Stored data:
☆ ☆ ☆ ☆ ☆ ☆ ☆

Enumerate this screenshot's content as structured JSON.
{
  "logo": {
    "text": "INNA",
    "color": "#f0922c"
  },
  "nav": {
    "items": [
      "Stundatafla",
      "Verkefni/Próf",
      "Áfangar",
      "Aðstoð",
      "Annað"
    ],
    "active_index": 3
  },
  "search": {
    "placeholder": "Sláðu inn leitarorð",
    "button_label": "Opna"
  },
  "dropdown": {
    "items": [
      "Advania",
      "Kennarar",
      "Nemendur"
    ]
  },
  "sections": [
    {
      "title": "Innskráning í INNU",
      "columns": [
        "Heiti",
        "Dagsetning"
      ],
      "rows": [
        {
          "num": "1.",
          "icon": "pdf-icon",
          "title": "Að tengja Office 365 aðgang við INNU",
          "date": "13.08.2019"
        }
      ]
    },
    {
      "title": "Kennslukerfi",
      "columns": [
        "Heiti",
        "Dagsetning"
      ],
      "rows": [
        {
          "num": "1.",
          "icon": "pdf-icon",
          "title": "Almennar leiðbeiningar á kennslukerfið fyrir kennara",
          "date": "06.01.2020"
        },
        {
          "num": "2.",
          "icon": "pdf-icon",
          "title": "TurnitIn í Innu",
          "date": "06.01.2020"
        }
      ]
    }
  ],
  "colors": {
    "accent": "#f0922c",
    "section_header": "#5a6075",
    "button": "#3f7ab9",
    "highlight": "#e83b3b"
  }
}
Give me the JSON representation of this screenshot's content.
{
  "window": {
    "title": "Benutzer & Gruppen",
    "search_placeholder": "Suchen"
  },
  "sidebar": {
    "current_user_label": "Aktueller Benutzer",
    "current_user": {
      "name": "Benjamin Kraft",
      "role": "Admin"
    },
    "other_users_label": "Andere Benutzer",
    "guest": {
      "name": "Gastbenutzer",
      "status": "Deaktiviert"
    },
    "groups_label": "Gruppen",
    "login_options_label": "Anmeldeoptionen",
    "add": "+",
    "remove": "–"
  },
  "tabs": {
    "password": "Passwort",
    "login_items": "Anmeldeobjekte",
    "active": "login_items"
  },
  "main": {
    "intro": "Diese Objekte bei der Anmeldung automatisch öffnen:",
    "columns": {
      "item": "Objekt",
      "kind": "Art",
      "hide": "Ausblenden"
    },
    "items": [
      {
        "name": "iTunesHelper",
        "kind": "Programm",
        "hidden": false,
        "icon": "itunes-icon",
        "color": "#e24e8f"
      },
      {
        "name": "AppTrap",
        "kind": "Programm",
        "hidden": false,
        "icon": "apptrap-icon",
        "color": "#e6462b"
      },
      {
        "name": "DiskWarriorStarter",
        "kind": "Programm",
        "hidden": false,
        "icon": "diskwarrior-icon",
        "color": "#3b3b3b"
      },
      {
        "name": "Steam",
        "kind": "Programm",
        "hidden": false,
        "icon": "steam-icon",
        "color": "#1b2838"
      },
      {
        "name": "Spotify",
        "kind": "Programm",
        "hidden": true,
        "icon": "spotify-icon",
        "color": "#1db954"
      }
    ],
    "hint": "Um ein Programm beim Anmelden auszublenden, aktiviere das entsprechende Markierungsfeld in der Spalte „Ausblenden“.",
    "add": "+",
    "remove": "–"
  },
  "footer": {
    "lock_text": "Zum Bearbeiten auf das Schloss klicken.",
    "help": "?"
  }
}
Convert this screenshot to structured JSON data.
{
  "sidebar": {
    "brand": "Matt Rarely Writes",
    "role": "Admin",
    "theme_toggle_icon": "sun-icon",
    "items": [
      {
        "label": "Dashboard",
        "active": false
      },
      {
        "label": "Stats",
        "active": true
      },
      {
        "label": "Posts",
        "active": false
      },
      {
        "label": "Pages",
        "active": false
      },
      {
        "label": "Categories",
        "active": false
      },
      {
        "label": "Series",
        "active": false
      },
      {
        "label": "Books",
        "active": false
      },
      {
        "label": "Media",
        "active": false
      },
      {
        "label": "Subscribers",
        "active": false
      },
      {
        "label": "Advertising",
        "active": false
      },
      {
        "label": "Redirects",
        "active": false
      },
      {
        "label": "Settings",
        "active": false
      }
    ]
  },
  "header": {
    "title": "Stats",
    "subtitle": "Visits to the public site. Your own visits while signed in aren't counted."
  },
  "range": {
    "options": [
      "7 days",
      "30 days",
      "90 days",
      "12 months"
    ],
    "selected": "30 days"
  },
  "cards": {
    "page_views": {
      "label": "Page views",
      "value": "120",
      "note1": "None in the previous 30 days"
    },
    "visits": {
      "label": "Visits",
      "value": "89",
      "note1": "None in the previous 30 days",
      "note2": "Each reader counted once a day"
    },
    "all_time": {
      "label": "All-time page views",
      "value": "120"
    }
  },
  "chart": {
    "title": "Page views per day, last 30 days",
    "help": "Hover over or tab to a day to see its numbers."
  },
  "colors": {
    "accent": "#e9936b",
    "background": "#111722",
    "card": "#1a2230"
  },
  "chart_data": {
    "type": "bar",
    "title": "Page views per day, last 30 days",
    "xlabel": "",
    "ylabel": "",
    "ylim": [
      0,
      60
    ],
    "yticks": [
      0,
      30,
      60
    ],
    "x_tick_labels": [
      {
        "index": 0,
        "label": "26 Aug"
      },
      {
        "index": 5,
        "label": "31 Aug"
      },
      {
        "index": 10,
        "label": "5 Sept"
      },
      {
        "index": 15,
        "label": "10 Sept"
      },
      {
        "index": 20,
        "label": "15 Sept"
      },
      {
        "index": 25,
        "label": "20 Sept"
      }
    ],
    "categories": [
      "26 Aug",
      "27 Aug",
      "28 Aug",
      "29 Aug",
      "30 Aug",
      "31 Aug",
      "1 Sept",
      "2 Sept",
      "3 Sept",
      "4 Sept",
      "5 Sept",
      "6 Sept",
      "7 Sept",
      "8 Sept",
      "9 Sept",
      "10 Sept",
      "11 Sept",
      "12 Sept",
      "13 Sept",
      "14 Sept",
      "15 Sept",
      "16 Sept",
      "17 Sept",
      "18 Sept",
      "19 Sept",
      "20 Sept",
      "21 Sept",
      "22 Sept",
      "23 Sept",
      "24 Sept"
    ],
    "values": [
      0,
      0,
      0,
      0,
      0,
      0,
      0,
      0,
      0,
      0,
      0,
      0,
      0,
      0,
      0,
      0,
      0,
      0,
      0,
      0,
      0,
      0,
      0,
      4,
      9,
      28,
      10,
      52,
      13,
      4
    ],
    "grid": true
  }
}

☆ ☆ ☆ ☆ ☆ ☆ ☆

**PROMPT**. Retype all of the data shown above, word for word.

**THE REPLY**.
Enumerate this screenshot's content as structured JSON.
{
  "logo": {
    "text": "INNA",
    "color": "#f0922c"
  },
  "nav": {
    "items": [
      "Stundatafla",
      "Verkefni/Próf",
      "Áfangar",
      "Aðstoð",
      "Annað"
    ],
    "active_index": 3
  },
  "search": {
    "placeholder": "Sláðu inn leitarorð",
    "button_label": "Opna"
  },
  "dropdown": {
    "items": [
      "Advania",
      "Kennarar",
      "Nemendur"
    ]
  },
  "sections": [
    {
      "title": "Innskráning í INNU",
      "columns": [
        "Heiti",
        "Dagsetning"
      ],
      "rows": [
        {
          "num": "1.",
          "icon": "pdf-icon",
          "title": "Að tengja Office 365 aðgang við INNU",
          "date": "13.08.2019"
        }
      ]
    },
    {
      "title": "Kennslukerfi",
      "columns": [
        "Heiti",
        "Dagsetning"
      ],
      "rows": [
        {
          "num": "1.",
          "icon": "pdf-icon",
          "title": "Almennar leiðbeiningar á kennslukerfið fyrir kennara",
          "date": "06.01.2020"
        },
        {
          "num": "2.",
          "icon": "pdf-icon",
          "title": "TurnitIn í Innu",
          "date": "06.01.2020"
        }
      ]
    }
  ],
  "colors": {
    "accent": "#f0922c",
    "section_header": "#5a6075",
    "button": "#3f7ab9",
    "highlight": "#e83b3b"
  }
}
Give me the JSON representation of this screenshot's content.
{
  "window": {
    "title": "Benutzer & Gruppen",
    "search_placeholder": "Suchen"
  },
  "sidebar": {
    "current_user_label": "Aktueller Benutzer",
    "current_user": {
      "name": "Benjamin Kraft",
      "role": "Admin"
    },
    "other_users_label": "Andere Benutzer",
    "guest": {
      "name": "Gastbenutzer",
      "status": "Deaktiviert"
    },
    "groups_label": "Gruppen",
    "login_options_label": "Anmeldeoptionen",
    "add": "+",
    "remove": "–"
  },
  "tabs": {
    "password": "Passwort",
    "login_items": "Anmeldeobjekte",
    "active": "login_items"
  },
  "main": {
    "intro": "Diese Objekte bei der Anmeldung automatisch öffnen:",
    "columns": {
      "item": "Objekt",
      "kind": "Art",
      "hide": "Ausblenden"
    },
    "items": [
      {
        "name": "iTunesHelper",
        "kind": "Programm",
        "hidden": false,
        "icon": "itunes-icon",
        "color": "#e24e8f"
      },
      {
        "name": "AppTrap",
        "kind": "Programm",
        "hidden": false,
        "icon": "apptrap-icon",
        "color": "#e6462b"
      },
      {
        "name": "DiskWarriorStarter",
        "kind": "Programm",
        "hidden": false,
        "icon": "diskwarrior-icon",
        "color": "#3b3b3b"
      },
      {
        "name": "Steam",
        "kind": "Programm",
        "hidden": false,
        "icon": "steam-icon",
        "color": "#1b2838"
      },
      {
        "name": "Spotify",
        "kind": "Programm",
        "hidden": true,
        "icon": "spotify-icon",
        "color": "#1db954"
      }
    ],
    "hint": "Um ein Programm beim Anmelden auszublenden, aktiviere das entsprechende Markierungsfeld in der Spalte „Ausblenden“.",
    "add": "+",
    "remove": "–"
  },
  "footer": {
    "lock_text": "Zum Bearbeiten auf das Schloss klicken.",
    "help": "?"
  }
}
Convert this screenshot to structured JSON data.
{
  "sidebar": {
    "brand": "Matt Rarely Writes",
    "role": "Admin",
    "theme_toggle_icon": "sun-icon",
    "items": [
      {
        "label": "Dashboard",
        "active": false
      },
      {
        "label": "Stats",
        "active": true
      },
      {
        "label": "Posts",
        "active": false
      },
      {
        "label": "Pages",
        "active": false
      },
      {
        "label": "Categories",
        "active": false
      },
      {
        "label": "Series",
        "active": false
      },
      {
        "label": "Books",
        "active": false
      },
      {
        "label": "Media",
        "active": false
      },
      {
        "label": "Subscribers",
        "active": false
      },
      {
        "label": "Advertising",
        "active": false
      },
      {
        "label": "Redirects",
        "active": false
      },
      {
        "label": "Settings",
        "active": false
      }
    ]
  },
  "header": {
    "title": "Stats",
    "subtitle": "Visits to the public site. Your own visits while signed in aren't counted."
  },
  "range": {
    "options": [
      "7 days",
      "30 days",
      "90 days",
      "12 months"
    ],
    "selected": "30 days"
  },
  "cards": {
    "page_views": {
      "label": "Page views",
      "value": "120",
      "note1": "None in the previous 30 days"
    },
    "visits": {
      "label": "Visits",
      "value": "89",
      "note1": "None in the previous 30 days",
      "note2": "Each reader counted once a day"
    },
    "all_time": {
      "label": "All-time page views",
      "value": "120"
    }
  },
  "chart": {
    "title": "Page views per day, last 30 days",
    "help": "Hover over or tab to a day to see its numbers."
  },
  "colors": {
    "accent": "#e9936b",
    "background": "#111722",
    "card": "#1a2230"
  },
  "chart_data": {
    "type": "bar",
    "title": "Page views per day, last 30 days",
    "xlabel": "",
    "ylabel": "",
    "ylim": [
      0,
      60
    ],
    "yticks": [
      0,
      30,
      60
    ],
    "x_tick_labels": [
      {
        "index": 0,
        "label": "26 Aug"
      },
      {
        "index": 5,
        "label": "31 Aug"
      },
      {
        "index": 10,
        "label": "5 Sept"
      },
      {
        "index": 15,
        "label": "10 Sept"
      },
      {
        "index": 20,
        "label": "15 Sept"
      },
      {
        "index": 25,
        "label": "20 Sept"
      }
    ],
    "categories": [
      "26 Aug",
      "27 Aug",
      "28 Aug",
      "29 Aug",
      "30 Aug",
      "31 Aug",
      "1 Sept",
      "2 Sept",
      "3 Sept",
      "4 Sept",
      "5 Sept",
      "6 Sept",
      "7 Sept",
      "8 Sept",
      "9 Sept",
      "10 Sept",
      "11 Sept",
      "12 Sept",
      "13 Sept",
      "14 Sept",
      "15 Sept",
      "16 Sept",
      "17 Sept",
      "18 Sept",
      "19 Sept",
      "20 Sept",
      "21 Sept",
      "22 Sept",
      "23 Sept",
      "24 Sept"
    ],
    "values": [
      0,
      0,
      0,
      0,
      0,
      0,
      0,
      0,
      0,
      0,
      0,
      0,
      0,
      0,
      0,
      0,
      0,
      0,
      0,
      0,
      0,
      0,
      0,
      4,
      9,
      28,
      10,
      52,
      13,
      4
    ],
    "grid": true
  }
}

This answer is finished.